### [Problem requirements]
Using the data beneath, show every line that includes the word "SOFTWARE".

(Data items)
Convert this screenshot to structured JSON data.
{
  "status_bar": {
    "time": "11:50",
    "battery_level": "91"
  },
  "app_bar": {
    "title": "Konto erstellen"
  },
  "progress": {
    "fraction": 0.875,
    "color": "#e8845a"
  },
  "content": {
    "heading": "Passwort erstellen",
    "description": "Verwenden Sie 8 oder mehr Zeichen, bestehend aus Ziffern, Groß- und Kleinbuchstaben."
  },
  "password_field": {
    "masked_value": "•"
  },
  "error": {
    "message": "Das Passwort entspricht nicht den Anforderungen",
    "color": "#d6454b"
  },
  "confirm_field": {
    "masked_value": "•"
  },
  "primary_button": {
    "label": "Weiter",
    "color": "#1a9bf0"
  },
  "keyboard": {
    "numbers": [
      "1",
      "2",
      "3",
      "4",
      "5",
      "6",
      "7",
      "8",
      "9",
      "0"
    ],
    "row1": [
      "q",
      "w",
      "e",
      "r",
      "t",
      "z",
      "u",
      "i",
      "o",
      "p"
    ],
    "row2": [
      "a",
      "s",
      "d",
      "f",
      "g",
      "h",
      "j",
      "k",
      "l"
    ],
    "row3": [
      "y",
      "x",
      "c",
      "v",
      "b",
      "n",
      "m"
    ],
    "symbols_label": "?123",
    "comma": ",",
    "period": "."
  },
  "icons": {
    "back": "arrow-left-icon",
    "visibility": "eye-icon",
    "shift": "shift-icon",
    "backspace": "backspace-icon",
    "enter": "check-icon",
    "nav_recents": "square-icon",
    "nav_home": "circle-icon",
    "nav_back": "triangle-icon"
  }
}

---

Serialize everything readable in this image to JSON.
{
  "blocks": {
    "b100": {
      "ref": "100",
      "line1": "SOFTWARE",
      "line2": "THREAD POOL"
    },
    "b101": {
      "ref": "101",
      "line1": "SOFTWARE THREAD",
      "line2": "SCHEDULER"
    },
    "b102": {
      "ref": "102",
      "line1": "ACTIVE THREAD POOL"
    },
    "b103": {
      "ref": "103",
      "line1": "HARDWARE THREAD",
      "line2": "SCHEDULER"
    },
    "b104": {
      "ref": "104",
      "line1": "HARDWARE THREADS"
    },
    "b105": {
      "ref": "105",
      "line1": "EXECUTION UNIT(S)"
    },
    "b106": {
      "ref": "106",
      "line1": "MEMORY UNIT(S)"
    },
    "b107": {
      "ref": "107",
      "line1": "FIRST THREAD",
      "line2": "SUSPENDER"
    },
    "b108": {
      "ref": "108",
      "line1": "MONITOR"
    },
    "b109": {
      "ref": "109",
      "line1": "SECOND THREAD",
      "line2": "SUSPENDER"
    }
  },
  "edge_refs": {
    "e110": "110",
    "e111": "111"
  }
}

### [Response]
      "line1": "SOFTWARE",
      "line1": "SOFTWARE THREAD",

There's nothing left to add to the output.